**THE TASK:** Please pull out every line that includes the string "Freistoß".

**EXCERPTED DATA:**
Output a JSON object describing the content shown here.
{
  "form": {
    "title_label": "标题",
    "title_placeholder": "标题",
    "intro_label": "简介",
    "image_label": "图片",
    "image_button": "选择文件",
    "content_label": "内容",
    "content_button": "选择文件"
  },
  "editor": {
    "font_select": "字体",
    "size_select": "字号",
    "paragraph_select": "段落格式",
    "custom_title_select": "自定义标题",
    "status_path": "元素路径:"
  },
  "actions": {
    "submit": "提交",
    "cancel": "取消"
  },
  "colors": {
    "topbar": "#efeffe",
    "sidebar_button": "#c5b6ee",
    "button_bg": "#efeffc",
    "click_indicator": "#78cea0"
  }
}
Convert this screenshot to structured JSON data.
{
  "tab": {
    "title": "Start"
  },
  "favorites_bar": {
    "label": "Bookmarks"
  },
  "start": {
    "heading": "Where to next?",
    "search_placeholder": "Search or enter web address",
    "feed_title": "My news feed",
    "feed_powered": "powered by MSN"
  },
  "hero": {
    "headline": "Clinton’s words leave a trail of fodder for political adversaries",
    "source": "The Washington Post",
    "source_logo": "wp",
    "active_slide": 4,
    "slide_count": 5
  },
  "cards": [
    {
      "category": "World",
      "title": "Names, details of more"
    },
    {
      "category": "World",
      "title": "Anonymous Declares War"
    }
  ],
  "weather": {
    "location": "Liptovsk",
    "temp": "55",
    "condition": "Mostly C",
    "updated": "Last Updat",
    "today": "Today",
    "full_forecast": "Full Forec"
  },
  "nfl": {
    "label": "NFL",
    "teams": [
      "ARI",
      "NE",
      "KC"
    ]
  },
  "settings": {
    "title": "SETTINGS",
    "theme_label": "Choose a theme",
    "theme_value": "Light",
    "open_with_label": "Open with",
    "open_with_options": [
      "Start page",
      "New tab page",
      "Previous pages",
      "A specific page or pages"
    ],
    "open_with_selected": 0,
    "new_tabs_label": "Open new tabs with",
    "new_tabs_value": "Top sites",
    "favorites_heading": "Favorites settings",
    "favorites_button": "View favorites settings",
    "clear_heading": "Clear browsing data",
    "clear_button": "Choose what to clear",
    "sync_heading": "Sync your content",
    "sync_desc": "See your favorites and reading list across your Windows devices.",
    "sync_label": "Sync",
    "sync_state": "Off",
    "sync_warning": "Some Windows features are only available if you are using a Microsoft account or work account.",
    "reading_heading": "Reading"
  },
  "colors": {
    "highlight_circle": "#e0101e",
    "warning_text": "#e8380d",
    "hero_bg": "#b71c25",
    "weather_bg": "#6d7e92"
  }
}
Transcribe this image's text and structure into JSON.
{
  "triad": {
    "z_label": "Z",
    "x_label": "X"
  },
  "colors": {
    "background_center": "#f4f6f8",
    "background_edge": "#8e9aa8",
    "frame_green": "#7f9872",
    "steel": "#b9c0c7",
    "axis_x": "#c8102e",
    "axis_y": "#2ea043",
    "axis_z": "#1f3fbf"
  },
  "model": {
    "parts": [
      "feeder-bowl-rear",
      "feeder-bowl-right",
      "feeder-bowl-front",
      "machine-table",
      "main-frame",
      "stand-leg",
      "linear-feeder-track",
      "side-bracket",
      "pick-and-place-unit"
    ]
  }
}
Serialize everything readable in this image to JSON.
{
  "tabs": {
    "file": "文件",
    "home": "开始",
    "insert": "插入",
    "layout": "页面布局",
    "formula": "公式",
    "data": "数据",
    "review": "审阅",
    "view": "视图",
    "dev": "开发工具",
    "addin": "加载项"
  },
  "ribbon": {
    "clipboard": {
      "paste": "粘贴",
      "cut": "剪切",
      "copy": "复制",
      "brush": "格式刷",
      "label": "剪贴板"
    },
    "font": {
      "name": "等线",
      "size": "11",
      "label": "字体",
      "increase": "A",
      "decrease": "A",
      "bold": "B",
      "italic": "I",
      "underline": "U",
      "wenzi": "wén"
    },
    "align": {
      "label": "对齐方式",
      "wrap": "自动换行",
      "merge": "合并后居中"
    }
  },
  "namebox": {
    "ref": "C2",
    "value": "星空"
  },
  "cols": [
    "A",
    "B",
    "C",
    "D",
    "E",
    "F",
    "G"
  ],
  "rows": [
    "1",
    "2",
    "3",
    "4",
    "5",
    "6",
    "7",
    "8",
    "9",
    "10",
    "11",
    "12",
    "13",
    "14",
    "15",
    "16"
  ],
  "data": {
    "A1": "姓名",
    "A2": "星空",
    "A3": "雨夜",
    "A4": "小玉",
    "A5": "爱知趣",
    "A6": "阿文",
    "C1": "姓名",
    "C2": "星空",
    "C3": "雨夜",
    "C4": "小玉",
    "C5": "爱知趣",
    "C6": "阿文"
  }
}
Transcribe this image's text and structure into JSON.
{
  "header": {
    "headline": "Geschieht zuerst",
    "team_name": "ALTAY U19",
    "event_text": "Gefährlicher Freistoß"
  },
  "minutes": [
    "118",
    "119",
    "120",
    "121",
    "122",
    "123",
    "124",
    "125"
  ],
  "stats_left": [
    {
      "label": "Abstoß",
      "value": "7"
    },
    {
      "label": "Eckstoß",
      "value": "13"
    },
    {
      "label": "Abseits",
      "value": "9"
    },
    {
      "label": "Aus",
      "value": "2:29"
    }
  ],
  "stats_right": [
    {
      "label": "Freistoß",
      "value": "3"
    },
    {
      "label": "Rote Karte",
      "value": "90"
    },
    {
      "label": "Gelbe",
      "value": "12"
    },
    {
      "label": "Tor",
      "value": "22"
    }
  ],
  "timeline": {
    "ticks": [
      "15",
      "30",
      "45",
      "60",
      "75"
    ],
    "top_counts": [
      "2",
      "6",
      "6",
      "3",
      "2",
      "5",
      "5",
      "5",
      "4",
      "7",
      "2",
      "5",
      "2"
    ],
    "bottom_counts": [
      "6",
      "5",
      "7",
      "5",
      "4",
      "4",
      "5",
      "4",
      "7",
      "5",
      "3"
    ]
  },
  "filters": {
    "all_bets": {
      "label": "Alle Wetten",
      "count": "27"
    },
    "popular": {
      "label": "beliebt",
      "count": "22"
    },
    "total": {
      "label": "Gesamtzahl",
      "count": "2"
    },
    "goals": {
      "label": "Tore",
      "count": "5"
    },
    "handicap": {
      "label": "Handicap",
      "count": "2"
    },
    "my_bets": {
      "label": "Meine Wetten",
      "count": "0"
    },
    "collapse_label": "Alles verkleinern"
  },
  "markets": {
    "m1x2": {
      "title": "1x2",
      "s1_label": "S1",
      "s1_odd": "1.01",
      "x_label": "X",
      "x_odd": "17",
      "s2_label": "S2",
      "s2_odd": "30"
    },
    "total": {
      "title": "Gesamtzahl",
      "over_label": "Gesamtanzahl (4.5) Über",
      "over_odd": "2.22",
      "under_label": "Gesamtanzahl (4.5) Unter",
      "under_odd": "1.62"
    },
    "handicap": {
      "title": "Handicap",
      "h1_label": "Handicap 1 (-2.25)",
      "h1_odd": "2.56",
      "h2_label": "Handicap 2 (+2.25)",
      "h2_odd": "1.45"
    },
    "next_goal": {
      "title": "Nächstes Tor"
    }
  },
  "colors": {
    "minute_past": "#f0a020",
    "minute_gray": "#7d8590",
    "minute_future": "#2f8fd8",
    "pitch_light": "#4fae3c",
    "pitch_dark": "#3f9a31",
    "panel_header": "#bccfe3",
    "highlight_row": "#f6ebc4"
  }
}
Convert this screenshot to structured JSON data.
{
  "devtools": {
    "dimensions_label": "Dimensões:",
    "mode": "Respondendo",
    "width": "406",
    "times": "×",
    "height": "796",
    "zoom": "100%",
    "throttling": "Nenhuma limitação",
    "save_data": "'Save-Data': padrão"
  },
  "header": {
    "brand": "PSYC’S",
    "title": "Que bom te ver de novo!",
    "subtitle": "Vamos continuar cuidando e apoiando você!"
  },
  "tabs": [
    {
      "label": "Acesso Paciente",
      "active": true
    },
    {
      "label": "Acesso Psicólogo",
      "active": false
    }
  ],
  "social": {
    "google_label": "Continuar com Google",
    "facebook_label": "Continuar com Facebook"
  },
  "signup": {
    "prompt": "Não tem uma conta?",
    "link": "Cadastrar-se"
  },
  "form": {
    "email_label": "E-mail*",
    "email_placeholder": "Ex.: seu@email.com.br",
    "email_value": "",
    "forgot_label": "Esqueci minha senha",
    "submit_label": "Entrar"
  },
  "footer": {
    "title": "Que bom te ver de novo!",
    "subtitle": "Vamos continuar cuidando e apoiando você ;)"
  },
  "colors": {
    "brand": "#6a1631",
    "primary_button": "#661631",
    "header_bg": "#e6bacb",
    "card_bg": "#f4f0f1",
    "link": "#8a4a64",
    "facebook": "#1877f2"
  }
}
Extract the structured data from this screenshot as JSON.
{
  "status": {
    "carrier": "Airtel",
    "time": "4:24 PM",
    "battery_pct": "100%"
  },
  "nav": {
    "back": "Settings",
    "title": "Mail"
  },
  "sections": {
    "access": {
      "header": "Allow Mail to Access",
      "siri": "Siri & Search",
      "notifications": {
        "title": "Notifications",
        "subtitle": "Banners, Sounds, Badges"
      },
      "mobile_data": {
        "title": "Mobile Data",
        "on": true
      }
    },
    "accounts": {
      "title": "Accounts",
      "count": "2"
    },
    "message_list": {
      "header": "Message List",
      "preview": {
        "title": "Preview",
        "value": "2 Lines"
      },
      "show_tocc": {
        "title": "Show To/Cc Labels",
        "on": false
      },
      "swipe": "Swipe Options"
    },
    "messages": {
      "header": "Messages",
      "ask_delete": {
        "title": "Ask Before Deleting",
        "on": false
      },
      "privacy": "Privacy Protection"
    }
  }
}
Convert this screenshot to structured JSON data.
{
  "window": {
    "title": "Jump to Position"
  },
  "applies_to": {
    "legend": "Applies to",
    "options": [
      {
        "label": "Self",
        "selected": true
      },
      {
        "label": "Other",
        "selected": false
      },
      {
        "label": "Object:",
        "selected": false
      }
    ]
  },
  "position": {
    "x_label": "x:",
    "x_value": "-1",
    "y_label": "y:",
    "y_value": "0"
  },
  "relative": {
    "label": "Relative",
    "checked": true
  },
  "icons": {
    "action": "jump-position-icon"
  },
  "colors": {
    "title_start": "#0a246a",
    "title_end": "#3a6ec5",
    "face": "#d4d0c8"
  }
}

**TASK OUTPUT:**
    "event_text": "Gefährlicher Freistoß"
      "label": "Freistoß",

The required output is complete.